● Dataset records:

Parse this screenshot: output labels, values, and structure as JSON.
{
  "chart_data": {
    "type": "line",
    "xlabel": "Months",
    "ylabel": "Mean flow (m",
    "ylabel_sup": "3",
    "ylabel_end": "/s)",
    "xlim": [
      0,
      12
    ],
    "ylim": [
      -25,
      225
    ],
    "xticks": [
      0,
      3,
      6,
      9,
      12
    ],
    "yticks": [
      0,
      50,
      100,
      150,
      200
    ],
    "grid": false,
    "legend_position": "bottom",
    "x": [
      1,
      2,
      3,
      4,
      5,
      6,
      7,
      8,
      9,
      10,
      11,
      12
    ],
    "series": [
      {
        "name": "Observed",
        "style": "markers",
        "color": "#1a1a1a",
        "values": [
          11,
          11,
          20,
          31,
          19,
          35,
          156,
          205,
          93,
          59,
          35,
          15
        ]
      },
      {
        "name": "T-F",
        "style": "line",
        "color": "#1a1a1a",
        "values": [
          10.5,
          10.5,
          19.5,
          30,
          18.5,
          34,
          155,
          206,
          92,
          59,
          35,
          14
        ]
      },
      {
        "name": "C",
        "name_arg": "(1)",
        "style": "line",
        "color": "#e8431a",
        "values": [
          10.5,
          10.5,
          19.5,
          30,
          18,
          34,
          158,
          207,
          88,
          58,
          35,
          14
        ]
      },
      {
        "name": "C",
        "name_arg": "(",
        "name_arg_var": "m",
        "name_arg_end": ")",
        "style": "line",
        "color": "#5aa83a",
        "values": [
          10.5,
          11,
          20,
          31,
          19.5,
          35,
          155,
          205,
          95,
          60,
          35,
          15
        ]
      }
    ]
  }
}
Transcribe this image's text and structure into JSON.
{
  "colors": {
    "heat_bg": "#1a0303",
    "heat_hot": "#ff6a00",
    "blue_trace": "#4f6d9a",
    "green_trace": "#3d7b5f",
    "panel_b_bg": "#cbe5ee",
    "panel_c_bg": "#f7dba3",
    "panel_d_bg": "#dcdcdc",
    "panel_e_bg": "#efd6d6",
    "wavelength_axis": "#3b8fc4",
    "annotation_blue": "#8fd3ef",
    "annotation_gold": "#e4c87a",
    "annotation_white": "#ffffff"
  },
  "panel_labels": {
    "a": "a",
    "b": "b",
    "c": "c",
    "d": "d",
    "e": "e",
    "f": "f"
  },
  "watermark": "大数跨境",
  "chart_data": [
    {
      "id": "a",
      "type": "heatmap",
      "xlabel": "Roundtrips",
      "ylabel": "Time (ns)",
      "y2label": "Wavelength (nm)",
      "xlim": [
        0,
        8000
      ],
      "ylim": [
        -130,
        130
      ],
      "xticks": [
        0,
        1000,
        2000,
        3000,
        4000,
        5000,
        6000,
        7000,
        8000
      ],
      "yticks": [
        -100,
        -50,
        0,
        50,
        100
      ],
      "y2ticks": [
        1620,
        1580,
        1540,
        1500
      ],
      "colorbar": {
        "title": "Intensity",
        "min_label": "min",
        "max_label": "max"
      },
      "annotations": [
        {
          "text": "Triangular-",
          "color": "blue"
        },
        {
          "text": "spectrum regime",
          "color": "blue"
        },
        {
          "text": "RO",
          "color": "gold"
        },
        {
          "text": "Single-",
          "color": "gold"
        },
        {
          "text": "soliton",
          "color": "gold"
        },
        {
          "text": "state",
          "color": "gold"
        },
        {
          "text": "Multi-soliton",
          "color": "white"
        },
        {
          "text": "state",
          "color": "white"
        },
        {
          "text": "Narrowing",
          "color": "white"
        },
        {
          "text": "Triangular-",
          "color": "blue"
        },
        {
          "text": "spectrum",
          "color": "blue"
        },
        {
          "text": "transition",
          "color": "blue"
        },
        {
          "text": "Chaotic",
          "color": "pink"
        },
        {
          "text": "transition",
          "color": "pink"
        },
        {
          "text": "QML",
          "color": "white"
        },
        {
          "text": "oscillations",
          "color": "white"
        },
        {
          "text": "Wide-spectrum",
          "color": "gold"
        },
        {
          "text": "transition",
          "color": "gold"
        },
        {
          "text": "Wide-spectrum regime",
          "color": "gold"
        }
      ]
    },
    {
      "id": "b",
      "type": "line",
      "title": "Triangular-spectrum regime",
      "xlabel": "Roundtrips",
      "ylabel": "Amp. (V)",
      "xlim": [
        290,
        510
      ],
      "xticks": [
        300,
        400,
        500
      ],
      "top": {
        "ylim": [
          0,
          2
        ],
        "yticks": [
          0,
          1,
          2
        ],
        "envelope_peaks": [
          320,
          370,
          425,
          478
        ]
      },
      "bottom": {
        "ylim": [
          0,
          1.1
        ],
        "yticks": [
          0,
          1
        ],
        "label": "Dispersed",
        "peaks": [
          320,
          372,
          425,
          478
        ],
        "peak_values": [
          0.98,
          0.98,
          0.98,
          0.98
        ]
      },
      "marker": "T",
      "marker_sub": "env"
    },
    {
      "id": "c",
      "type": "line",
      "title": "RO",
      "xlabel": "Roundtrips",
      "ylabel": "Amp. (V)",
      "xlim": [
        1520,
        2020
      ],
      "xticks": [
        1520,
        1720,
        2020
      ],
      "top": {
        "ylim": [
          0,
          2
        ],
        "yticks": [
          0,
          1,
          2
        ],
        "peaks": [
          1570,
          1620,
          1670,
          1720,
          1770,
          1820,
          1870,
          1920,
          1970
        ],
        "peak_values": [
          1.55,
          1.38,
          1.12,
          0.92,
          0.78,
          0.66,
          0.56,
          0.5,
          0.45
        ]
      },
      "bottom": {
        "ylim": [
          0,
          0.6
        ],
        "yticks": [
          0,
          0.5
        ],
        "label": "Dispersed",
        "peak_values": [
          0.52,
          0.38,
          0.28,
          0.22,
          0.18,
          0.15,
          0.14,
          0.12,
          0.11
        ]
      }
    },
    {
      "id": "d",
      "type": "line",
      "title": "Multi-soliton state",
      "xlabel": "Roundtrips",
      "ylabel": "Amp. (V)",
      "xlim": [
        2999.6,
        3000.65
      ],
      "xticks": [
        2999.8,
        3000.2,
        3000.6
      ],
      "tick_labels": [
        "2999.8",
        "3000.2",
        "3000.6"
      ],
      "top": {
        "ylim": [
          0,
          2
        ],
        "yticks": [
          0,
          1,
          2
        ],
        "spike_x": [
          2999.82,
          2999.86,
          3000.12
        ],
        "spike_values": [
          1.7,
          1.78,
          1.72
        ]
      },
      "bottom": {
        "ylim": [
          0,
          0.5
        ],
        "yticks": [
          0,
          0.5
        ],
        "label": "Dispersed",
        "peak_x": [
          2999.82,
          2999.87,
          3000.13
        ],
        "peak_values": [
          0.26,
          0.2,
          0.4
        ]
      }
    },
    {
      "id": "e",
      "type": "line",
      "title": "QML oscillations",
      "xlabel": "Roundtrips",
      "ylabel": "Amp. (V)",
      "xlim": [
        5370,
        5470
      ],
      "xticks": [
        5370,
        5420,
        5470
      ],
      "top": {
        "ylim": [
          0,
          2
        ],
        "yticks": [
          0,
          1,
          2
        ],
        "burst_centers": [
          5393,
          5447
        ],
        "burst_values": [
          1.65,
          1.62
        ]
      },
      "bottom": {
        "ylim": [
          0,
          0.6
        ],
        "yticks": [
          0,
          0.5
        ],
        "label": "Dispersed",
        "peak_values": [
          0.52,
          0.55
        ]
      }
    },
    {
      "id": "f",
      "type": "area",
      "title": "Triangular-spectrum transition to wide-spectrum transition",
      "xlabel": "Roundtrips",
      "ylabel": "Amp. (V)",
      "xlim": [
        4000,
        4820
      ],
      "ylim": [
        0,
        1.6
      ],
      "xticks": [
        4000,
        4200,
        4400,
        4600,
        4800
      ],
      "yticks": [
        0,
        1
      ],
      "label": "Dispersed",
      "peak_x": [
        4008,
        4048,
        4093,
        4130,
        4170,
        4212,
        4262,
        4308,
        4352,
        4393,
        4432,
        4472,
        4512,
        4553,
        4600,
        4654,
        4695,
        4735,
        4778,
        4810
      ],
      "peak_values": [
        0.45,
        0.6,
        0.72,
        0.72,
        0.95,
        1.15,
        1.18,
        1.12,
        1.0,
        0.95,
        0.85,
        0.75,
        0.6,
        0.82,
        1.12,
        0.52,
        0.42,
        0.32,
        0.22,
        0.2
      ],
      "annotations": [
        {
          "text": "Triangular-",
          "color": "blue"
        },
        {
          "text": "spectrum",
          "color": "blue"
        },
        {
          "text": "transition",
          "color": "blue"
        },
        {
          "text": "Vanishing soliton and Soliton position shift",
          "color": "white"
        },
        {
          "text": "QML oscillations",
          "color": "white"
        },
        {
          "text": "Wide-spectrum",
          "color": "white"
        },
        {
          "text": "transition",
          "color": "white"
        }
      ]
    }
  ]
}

● Exercise requirements: Pick out the lines containing the string "this".

● Response to the task:
Parse this screenshot: output labels, values, and structure as JSON.
Transcribe this image's text and structure into JSON.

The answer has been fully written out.